### Exercise description
Exactly as written, quote every line that follows, skipping the images.

### Provided entries
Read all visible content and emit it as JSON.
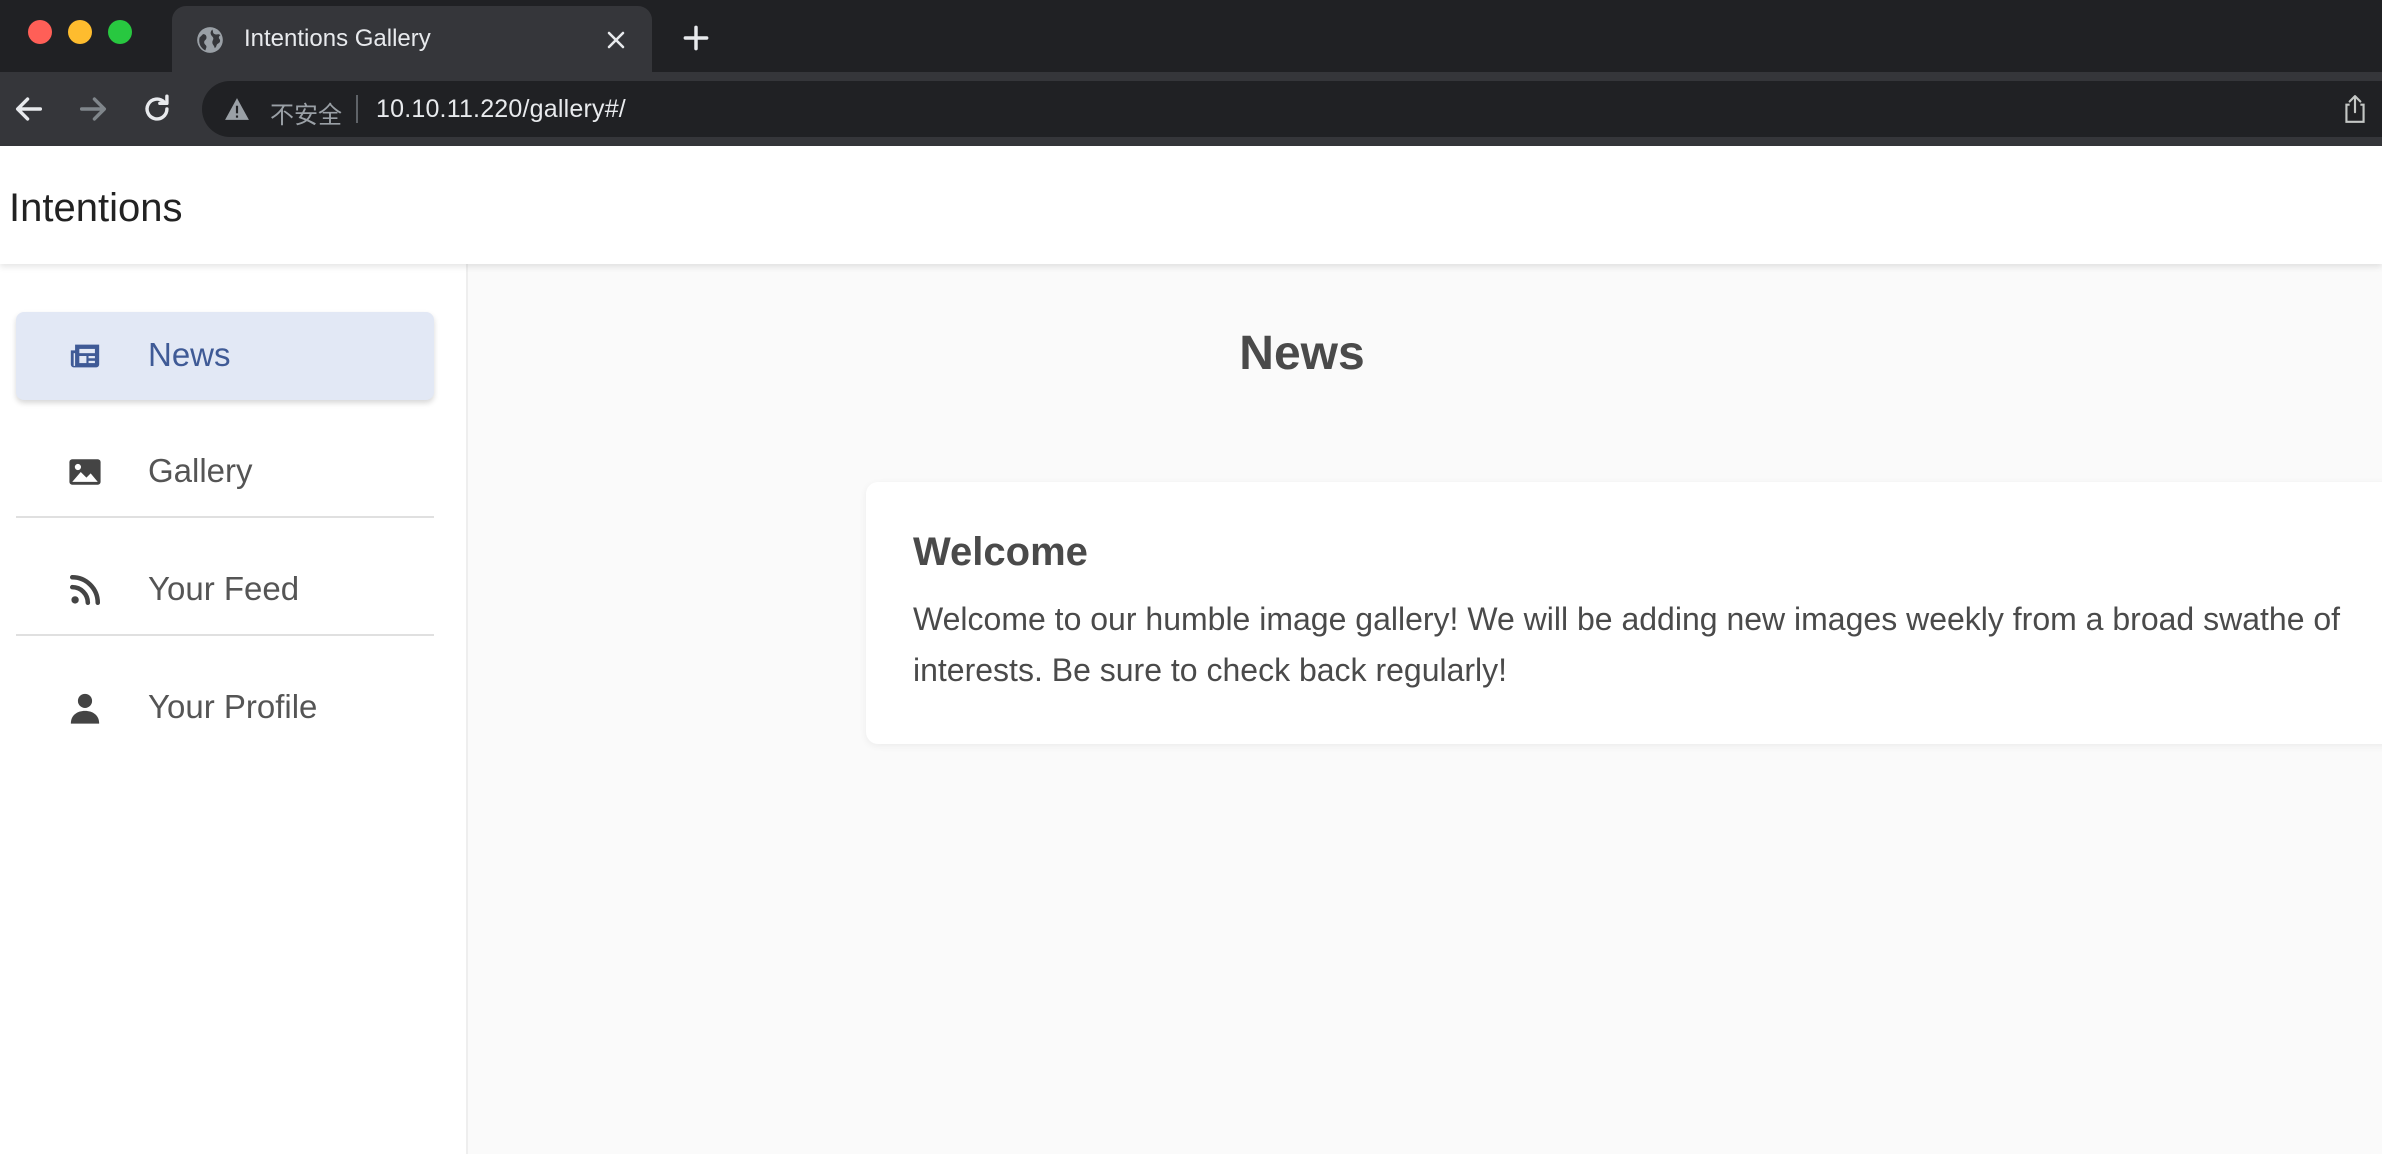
{
  "browser": {
    "tab": {
      "title": "Intentions Gallery",
      "icon": "globe-icon"
    },
    "address_bar": {
      "security_label": "不安全",
      "url": "10.10.11.220/gallery#/"
    }
  },
  "app": {
    "title": "Intentions"
  },
  "sidebar": {
    "items": [
      {
        "label": "News",
        "icon": "newspaper-icon",
        "active": true
      },
      {
        "label": "Gallery",
        "icon": "image-icon",
        "active": false
      },
      {
        "label": "Your Feed",
        "icon": "rss-icon",
        "active": false
      },
      {
        "label": "Your Profile",
        "icon": "user-icon",
        "active": false
      }
    ]
  },
  "main": {
    "heading": "News",
    "posts": [
      {
        "title": "Welcome",
        "body": "Welcome to our humble image gallery! We will be adding new images weekly from a broad swathe of interests. Be sure to check back regularly!"
      }
    ]
  },
  "colors": {
    "active_nav_bg": "#e2e8f5",
    "active_nav_text": "#3f5a96",
    "browser_dark": "#202124",
    "browser_toolbar": "#35363a"
  }
}
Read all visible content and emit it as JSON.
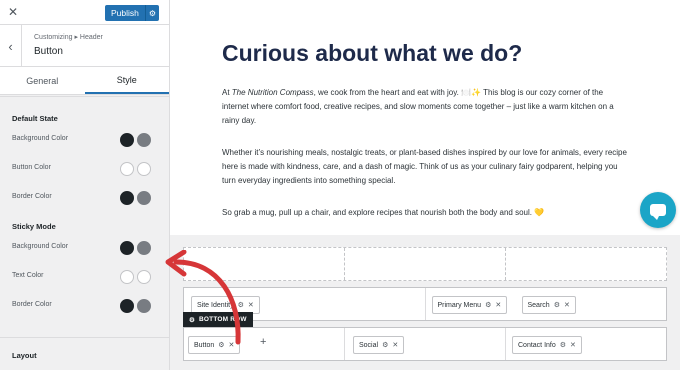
{
  "topbar": {
    "close_icon": "close-icon",
    "publish_label": "Publish",
    "publish_gear_icon": "gear-icon"
  },
  "section": {
    "back_icon": "chevron-left-icon",
    "breadcrumb": "Customizing ▸ Header",
    "title": "Button"
  },
  "tabs": [
    {
      "label": "General",
      "active": false
    },
    {
      "label": "Style",
      "active": true
    }
  ],
  "default_state": {
    "title": "Default State",
    "rows": [
      {
        "label": "Background Color",
        "colors": [
          "#1d2327",
          "#787c82"
        ]
      },
      {
        "label": "Button Color",
        "colors": [
          "#ffffff",
          "#ffffff"
        ]
      },
      {
        "label": "Border Color",
        "colors": [
          "#1d2327",
          "#787c82"
        ]
      }
    ]
  },
  "sticky_mode": {
    "title": "Sticky Mode",
    "rows": [
      {
        "label": "Background Color",
        "colors": [
          "#1d2327",
          "#787c82"
        ]
      },
      {
        "label": "Text Color",
        "colors": [
          "#ffffff",
          "#ffffff"
        ]
      },
      {
        "label": "Border Color",
        "colors": [
          "#1d2327",
          "#787c82"
        ]
      }
    ]
  },
  "layout_title": "Layout",
  "preview": {
    "heading": "Curious about what we do?",
    "p1_a": "At ",
    "p1_brand": "The Nutrition Compass",
    "p1_b": ", we cook from the heart and eat with joy. 🍽️✨ This blog is our cozy corner of the internet where comfort food, creative recipes, and slow moments come together – just like a warm kitchen on a rainy day.",
    "p2": "Whether it’s nourishing meals, nostalgic treats, or plant-based dishes inspired by our love for animals, every recipe here is made with kindness, care, and a dash of magic. Think of us as your culinary fairy godparent, helping you turn everyday ingredients into something special.",
    "p3": "So grab a mug, pull up a chair, and explore recipes that nourish both the body and soul. 💛",
    "chat_icon": "chat-bubble-icon"
  },
  "builder": {
    "main_row": [
      "Site Identity",
      "Primary Menu",
      "Search"
    ],
    "bottom_row_tag": "BOTTOM ROW",
    "bottom_row": [
      "Button",
      "Social",
      "Contact Info"
    ],
    "accent_color": "#d63638"
  }
}
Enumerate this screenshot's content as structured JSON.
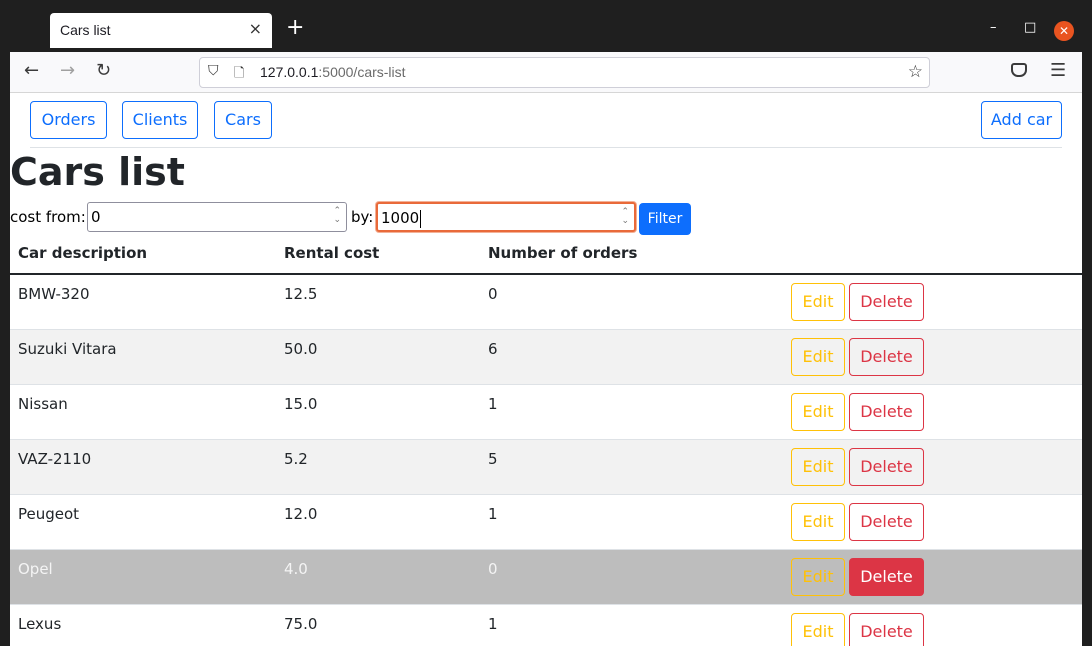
{
  "browser": {
    "tab_title": "Cars list",
    "tab_close": "×",
    "new_tab": "+",
    "url_host": "127.0.0.1",
    "url_path": ":5000/cars-list",
    "win_min": "–",
    "win_max": "□",
    "win_close": "✕"
  },
  "nav": {
    "orders": "Orders",
    "clients": "Clients",
    "cars": "Cars",
    "add_car": "Add car"
  },
  "page_title": "Cars list",
  "filter": {
    "from_label": "cost from:",
    "from_value": "0",
    "by_label": "by:",
    "by_value": "1000",
    "button": "Filter"
  },
  "table": {
    "headers": [
      "Car description",
      "Rental cost",
      "Number of orders"
    ],
    "edit_label": "Edit",
    "delete_label": "Delete",
    "rows": [
      {
        "description": "BMW-320",
        "cost": "12.5",
        "orders": "0"
      },
      {
        "description": "Suzuki Vitara",
        "cost": "50.0",
        "orders": "6"
      },
      {
        "description": "Nissan",
        "cost": "15.0",
        "orders": "1"
      },
      {
        "description": "VAZ-2110",
        "cost": "5.2",
        "orders": "5"
      },
      {
        "description": "Peugeot",
        "cost": "12.0",
        "orders": "1"
      },
      {
        "description": "Opel",
        "cost": "4.0",
        "orders": "0"
      },
      {
        "description": "Lexus",
        "cost": "75.0",
        "orders": "1"
      }
    ]
  },
  "colors": {
    "primary": "#0d6efd",
    "warning": "#ffc107",
    "danger": "#dc3545",
    "hovered_row": "#bdbdbd"
  }
}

### Final result
Read all visible content and emit it as JSON.
{
  "browser": {
    "tab": {
      "title": "Intentions Gallery",
      "icon": "globe-icon"
    },
    "address_bar": {
      "security_label": "不安全",
      "url": "10.10.11.220/gallery#/"
    }
  },
  "app": {
    "title": "Intentions"
  },
  "sidebar": {
    "items": [
      {
        "label": "News",
        "icon": "newspaper-icon",
        "active": true
      },
      {
        "label": "Gallery",
        "icon": "image-icon",
        "active": false
      },
      {
        "label": "Your Feed",
        "icon": "rss-icon",
        "active": false
      },
      {
        "label": "Your Profile",
        "icon": "user-icon",
        "active": false
      }
    ]
  },
  "main": {
    "heading": "News",
    "posts": [
      {
        "title": "Welcome",
        "body": "Welcome to our humble image gallery! We will be adding new images weekly from a broad swathe of interests. Be sure to check back regularly!"
      }
    ]
  },
  "colors": {
    "active_nav_bg": "#e2e8f5",
    "active_nav_text": "#3f5a96",
    "browser_dark": "#202124",
    "browser_toolbar": "#35363a"
  }
}
Read all visible content and emit it as JSON.
{
  "topbar": {
    "close_icon": "close-icon",
    "publish_label": "Publish",
    "publish_gear_icon": "gear-icon"
  },
  "section": {
    "back_icon": "chevron-left-icon",
    "breadcrumb": "Customizing ▸ Header",
    "title": "Button"
  },
  "tabs": [
    {
      "label": "General",
      "active": false
    },
    {
      "label": "Style",
      "active": true
    }
  ],
  "default_state": {
    "title": "Default State",
    "rows": [
      {
        "label": "Background Color",
        "colors": [
          "#1d2327",
          "#787c82"
        ]
      },
      {
        "label": "Button Color",
        "colors": [
          "#ffffff",
          "#ffffff"
        ]
      },
      {
        "label": "Border Color",
        "colors": [
          "#1d2327",
          "#787c82"
        ]
      }
    ]
  },
  "sticky_mode": {
    "title": "Sticky Mode",
    "rows": [
      {
        "label": "Background Color",
        "colors": [
          "#1d2327",
          "#787c82"
        ]
      },
      {
        "label": "Text Color",
        "colors": [
          "#ffffff",
          "#ffffff"
        ]
      },
      {
        "label": "Border Color",
        "colors": [
          "#1d2327",
          "#787c82"
        ]
      }
    ]
  },
  "layout_title": "Layout",
  "preview": {
    "heading": "Curious about what we do?",
    "p1_a": "At ",
    "p1_brand": "The Nutrition Compass",
    "p1_b": ", we cook from the heart and eat with joy. 🍽️✨ This blog is our cozy corner of the internet where comfort food, creative recipes, and slow moments come together – just like a warm kitchen on a rainy day.",
    "p2": "Whether it’s nourishing meals, nostalgic treats, or plant-based dishes inspired by our love for animals, every recipe here is made with kindness, care, and a dash of magic. Think of us as your culinary fairy godparent, helping you turn everyday ingredients into something special.",
    "p3": "So grab a mug, pull up a chair, and explore recipes that nourish both the body and soul. 💛",
    "chat_icon": "chat-bubble-icon"
  },
  "builder": {
    "main_row": [
      "Site Identity",
      "Primary Menu",
      "Search"
    ],
    "bottom_row_tag": "BOTTOM ROW",
    "bottom_row": [
      "Button",
      "Social",
      "Contact Info"
    ],
    "accent_color": "#d63638"
  }
}
Enumerate this screenshot's content as structured JSON.
{
  "browser": {
    "tab_title": "Cars list",
    "tab_close": "×",
    "new_tab": "+",
    "url_host": "127.0.0.1",
    "url_path": ":5000/cars-list",
    "win_min": "–",
    "win_max": "□",
    "win_close": "✕"
  },
  "nav": {
    "orders": "Orders",
    "clients": "Clients",
    "cars": "Cars",
    "add_car": "Add car"
  },
  "page_title": "Cars list",
  "filter": {
    "from_label": "cost from:",
    "from_value": "0",
    "by_label": "by:",
    "by_value": "1000",
    "button": "Filter"
  },
  "table": {
    "headers": [
      "Car description",
      "Rental cost",
      "Number of orders"
    ],
    "edit_label": "Edit",
    "delete_label": "Delete",
    "rows": [
      {
        "description": "BMW-320",
        "cost": "12.5",
        "orders": "0"
      },
      {
        "description": "Suzuki Vitara",
        "cost": "50.0",
        "orders": "6"
      },
      {
        "description": "Nissan",
        "cost": "15.0",
        "orders": "1"
      },
      {
        "description": "VAZ-2110",
        "cost": "5.2",
        "orders": "5"
      },
      {
        "description": "Peugeot",
        "cost": "12.0",
        "orders": "1"
      },
      {
        "description": "Opel",
        "cost": "4.0",
        "orders": "0"
      },
      {
        "description": "Lexus",
        "cost": "75.0",
        "orders": "1"
      }
    ]
  },
  "colors": {
    "primary": "#0d6efd",
    "warning": "#ffc107",
    "danger": "#dc3545",
    "hovered_row": "#bdbdbd"
  }
}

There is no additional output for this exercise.